# Exercise objective:
Repeat every line below exactly as it reads.

#### Data provided

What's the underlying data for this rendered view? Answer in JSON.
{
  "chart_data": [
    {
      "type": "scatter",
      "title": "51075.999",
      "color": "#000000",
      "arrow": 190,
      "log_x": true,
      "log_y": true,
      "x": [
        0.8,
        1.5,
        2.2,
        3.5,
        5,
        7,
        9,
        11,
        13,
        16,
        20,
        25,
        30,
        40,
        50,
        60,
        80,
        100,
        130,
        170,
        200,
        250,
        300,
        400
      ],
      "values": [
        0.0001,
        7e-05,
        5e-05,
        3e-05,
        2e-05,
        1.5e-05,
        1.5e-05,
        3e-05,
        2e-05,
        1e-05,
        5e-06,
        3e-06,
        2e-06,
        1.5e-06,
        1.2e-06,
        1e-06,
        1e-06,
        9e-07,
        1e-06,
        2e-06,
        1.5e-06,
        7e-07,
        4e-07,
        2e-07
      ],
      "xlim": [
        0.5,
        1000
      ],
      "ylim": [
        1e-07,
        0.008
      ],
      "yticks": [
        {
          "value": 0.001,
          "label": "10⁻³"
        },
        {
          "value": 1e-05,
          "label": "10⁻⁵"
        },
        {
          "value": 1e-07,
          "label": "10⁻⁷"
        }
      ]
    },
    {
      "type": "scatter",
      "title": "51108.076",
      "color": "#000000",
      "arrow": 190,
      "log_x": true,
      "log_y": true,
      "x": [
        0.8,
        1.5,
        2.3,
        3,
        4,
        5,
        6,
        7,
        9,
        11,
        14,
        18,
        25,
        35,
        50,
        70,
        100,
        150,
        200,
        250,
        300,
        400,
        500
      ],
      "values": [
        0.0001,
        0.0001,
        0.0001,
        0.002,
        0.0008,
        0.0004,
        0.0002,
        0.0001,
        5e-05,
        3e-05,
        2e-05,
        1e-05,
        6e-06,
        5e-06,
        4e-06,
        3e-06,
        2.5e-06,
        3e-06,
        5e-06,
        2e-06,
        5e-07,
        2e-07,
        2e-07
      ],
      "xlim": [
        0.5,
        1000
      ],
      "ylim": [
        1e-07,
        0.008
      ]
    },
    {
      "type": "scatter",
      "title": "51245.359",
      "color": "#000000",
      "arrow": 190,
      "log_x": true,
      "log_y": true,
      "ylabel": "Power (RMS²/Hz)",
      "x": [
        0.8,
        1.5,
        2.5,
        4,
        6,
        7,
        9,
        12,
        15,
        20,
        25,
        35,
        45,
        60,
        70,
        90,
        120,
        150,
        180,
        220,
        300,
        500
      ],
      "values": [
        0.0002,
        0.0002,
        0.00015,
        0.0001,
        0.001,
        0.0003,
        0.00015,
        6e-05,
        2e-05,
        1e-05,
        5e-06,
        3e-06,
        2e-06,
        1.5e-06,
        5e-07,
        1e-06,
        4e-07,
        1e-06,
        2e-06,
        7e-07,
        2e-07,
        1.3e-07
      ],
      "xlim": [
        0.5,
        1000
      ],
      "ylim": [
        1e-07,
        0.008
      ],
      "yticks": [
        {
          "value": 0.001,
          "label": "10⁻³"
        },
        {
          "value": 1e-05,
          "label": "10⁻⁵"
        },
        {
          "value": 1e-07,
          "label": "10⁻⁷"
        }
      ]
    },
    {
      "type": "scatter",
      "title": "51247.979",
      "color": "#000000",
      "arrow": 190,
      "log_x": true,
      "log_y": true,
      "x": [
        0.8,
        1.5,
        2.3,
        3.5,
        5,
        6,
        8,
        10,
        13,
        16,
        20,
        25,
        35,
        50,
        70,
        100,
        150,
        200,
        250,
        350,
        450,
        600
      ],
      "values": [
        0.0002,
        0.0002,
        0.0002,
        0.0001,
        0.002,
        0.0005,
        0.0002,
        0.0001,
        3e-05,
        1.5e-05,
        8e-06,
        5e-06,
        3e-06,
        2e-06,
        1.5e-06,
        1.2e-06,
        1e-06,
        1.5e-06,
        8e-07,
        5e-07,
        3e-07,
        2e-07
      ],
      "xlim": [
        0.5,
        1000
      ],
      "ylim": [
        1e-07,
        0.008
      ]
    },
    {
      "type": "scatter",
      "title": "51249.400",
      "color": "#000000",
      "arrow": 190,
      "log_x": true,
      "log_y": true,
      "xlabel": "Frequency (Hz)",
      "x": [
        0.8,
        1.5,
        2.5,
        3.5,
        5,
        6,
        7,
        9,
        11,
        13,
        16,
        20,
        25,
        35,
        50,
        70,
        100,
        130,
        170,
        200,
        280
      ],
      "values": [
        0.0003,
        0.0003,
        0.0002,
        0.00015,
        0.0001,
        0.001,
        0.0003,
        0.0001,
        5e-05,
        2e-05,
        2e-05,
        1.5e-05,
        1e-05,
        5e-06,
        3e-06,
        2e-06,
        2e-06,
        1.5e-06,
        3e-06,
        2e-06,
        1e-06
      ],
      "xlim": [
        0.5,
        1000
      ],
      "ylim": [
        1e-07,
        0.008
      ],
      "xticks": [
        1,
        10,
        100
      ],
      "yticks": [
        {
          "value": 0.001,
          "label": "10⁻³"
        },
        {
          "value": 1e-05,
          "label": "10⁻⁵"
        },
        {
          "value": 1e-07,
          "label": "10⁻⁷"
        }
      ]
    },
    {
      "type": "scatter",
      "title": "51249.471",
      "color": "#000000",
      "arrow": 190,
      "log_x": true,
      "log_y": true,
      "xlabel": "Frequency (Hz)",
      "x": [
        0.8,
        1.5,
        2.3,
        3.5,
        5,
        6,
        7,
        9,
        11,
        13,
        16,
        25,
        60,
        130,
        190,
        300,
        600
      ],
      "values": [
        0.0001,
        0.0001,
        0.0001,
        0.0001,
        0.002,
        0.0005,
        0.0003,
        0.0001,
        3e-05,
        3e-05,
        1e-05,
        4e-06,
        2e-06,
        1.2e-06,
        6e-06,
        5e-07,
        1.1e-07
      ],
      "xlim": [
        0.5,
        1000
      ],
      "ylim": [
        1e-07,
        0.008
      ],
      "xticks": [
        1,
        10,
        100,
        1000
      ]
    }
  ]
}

########

# Output of the task:
What's the underlying data for this rendered view? Answer in JSON.
{
  "chart_data": [
    {
      "type": "scatter",
      "title": "51075.999",
      "color": "#000000",
      "arrow": 190,
      "log_x": true,
      "log_y": true,
      "x": [
        0.8,
        1.5,
        2.2,
        3.5,
        5,
        7,
        9,
        11,
        13,
        16,
        20,
        25,
        30,
        40,
        50,
        60,
        80,
        100,
        130,
        170,
        200,
        250,
        300,
        400
      ],
      "values": [
        0.0001,
        7e-05,
        5e-05,
        3e-05,
        2e-05,
        1.5e-05,
        1.5e-05,
        3e-05,
        2e-05,
        1e-05,
        5e-06,
        3e-06,
        2e-06,
        1.5e-06,
        1.2e-06,
        1e-06,
        1e-06,
        9e-07,
        1e-06,
        2e-06,
        1.5e-06,
        7e-07,
        4e-07,
        2e-07
      ],
      "xlim": [
        0.5,
        1000
      ],
      "ylim": [
        1e-07,
        0.008
      ],
      "yticks": [
        {
          "value": 0.001,
          "label": "10⁻³"
        },
        {
          "value": 1e-05,
          "label": "10⁻⁵"
        },
        {
          "value": 1e-07,
          "label": "10⁻⁷"
        }
      ]
    },
    {
      "type": "scatter",
      "title": "51108.076",
      "color": "#000000",
      "arrow": 190,
      "log_x": true,
      "log_y": true,
      "x": [
        0.8,
        1.5,
        2.3,
        3,
        4,
        5,
        6,
        7,
        9,
        11,
        14,
        18,
        25,
        35,
        50,
        70,
        100,
        150,
        200,
        250,
        300,
        400,
        500
      ],
      "values": [
        0.0001,
        0.0001,
        0.0001,
        0.002,
        0.0008,
        0.0004,
        0.0002,
        0.0001,
        5e-05,
        3e-05,
        2e-05,
        1e-05,
        6e-06,
        5e-06,
        4e-06,
        3e-06,
        2.5e-06,
        3e-06,
        5e-06,
        2e-06,
        5e-07,
        2e-07,
        2e-07
      ],
      "xlim": [
        0.5,
        1000
      ],
      "ylim": [
        1e-07,
        0.008
      ]
    },
    {
      "type": "scatter",
      "title": "51245.359",
      "color": "#000000",
      "arrow": 190,
      "log_x": true,
      "log_y": true,
      "ylabel": "Power (RMS²/Hz)",
      "x": [
        0.8,
        1.5,
        2.5,
        4,
        6,
        7,
        9,
        12,
        15,
        20,
        25,
        35,
        45,
        60,
        70,
        90,
        120,
        150,
        180,
        220,
        300,
        500
      ],
      "values": [
        0.0002,
        0.0002,
        0.00015,
        0.0001,
        0.001,
        0.0003,
        0.00015,
        6e-05,
        2e-05,
        1e-05,
        5e-06,
        3e-06,
        2e-06,
        1.5e-06,
        5e-07,
        1e-06,
        4e-07,
        1e-06,
        2e-06,
        7e-07,
        2e-07,
        1.3e-07
      ],
      "xlim": [
        0.5,
        1000
      ],
      "ylim": [
        1e-07,
        0.008
      ],
      "yticks": [
        {
          "value": 0.001,
          "label": "10⁻³"
        },
        {
          "value": 1e-05,
          "label": "10⁻⁵"
        },
        {
          "value": 1e-07,
          "label": "10⁻⁷"
        }
      ]
    },
    {
      "type": "scatter",
      "title": "51247.979",
      "color": "#000000",
      "arrow": 190,
      "log_x": true,
      "log_y": true,
      "x": [
        0.8,
        1.5,
        2.3,
        3.5,
        5,
        6,
        8,
        10,
        13,
        16,
        20,
        25,
        35,
        50,
        70,
        100,
        150,
        200,
        250,
        350,
        450,
        600
      ],
      "values": [
        0.0002,
        0.0002,
        0.0002,
        0.0001,
        0.002,
        0.0005,
        0.0002,
        0.0001,
        3e-05,
        1.5e-05,
        8e-06,
        5e-06,
        3e-06,
        2e-06,
        1.5e-06,
        1.2e-06,
        1e-06,
        1.5e-06,
        8e-07,
        5e-07,
        3e-07,
        2e-07
      ],
      "xlim": [
        0.5,
        1000
      ],
      "ylim": [
        1e-07,
        0.008
      ]
    },
    {
      "type": "scatter",
      "title": "51249.400",
      "color": "#000000",
      "arrow": 190,
      "log_x": true,
      "log_y": true,
      "xlabel": "Frequency (Hz)",
      "x": [
        0.8,
        1.5,
        2.5,
        3.5,
        5,
        6,
        7,
        9,
        11,
        13,
        16,
        20,
        25,
        35,
        50,
        70,
        100,
        130,
        170,
        200,
        280
      ],
      "values": [
        0.0003,
        0.0003,
        0.0002,
        0.00015,
        0.0001,
        0.001,
        0.0003,
        0.0001,
        5e-05,
        2e-05,
        2e-05,
        1.5e-05,
        1e-05,
        5e-06,
        3e-06,
        2e-06,
        2e-06,
        1.5e-06,
        3e-06,
        2e-06,
        1e-06
      ],
      "xlim": [
        0.5,
        1000
      ],
      "ylim": [
        1e-07,
        0.008
      ],
      "xticks": [
        1,
        10,
        100
      ],
      "yticks": [
        {
          "value": 0.001,
          "label": "10⁻³"
        },
        {
          "value": 1e-05,
          "label": "10⁻⁵"
        },
        {
          "value": 1e-07,
          "label": "10⁻⁷"
        }
      ]
    },
    {
      "type": "scatter",
      "title": "51249.471",
      "color": "#000000",
      "arrow": 190,
      "log_x": true,
      "log_y": true,
      "xlabel": "Frequency (Hz)",
      "x": [
        0.8,
        1.5,
        2.3,
        3.5,
        5,
        6,
        7,
        9,
        11,
        13,
        16,
        25,
        60,
        130,
        190,
        300,
        600
      ],
      "values": [
        0.0001,
        0.0001,
        0.0001,
        0.0001,
        0.002,
        0.0005,
        0.0003,
        0.0001,
        3e-05,
        3e-05,
        1e-05,
        4e-06,
        2e-06,
        1.2e-06,
        6e-06,
        5e-07,
        1.1e-07
      ],
      "xlim": [
        0.5,
        1000
      ],
      "ylim": [
        1e-07,
        0.008
      ],
      "xticks": [
        1,
        10,
        100,
        1000
      ]
    }
  ]
}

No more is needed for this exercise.